• _What you will do_:
Collect every line of the records below that contains the word "label".

++++ Provided entries

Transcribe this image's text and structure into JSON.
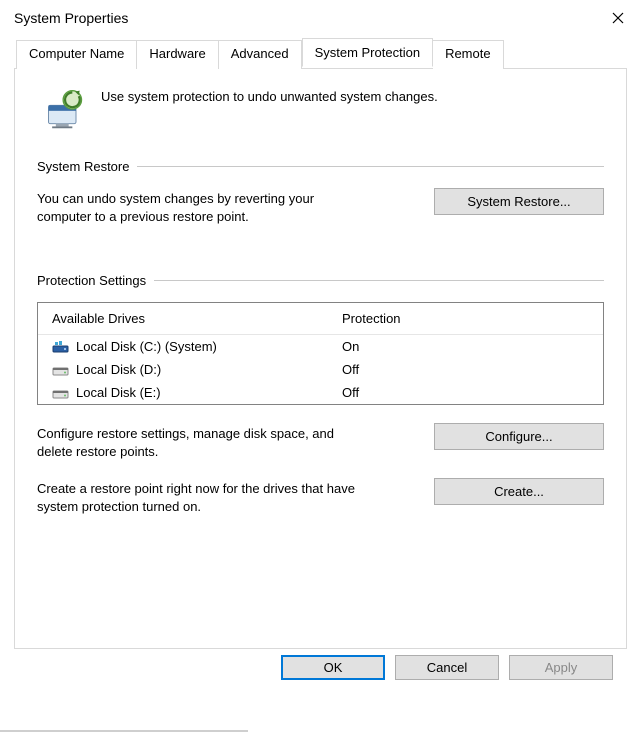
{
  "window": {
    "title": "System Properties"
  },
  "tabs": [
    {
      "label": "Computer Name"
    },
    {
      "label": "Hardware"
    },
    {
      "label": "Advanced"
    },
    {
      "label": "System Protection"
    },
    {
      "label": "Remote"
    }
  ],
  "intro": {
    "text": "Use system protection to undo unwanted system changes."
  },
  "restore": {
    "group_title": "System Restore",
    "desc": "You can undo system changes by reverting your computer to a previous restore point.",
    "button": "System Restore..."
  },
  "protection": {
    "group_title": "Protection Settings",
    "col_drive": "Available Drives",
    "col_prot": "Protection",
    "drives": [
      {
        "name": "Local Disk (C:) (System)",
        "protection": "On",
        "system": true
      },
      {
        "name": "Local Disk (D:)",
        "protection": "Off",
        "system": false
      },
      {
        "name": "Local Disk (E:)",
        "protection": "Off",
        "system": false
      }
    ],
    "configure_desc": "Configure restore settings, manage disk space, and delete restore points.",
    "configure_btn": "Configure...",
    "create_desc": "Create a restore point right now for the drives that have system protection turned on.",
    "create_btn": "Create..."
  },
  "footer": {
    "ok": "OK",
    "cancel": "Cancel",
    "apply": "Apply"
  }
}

++++++++

• _Task answer_:
      "label": "Computer Name"
      "label": "Hardware"
      "label": "Advanced"
      "label": "System Protection"
      "label": "Remote"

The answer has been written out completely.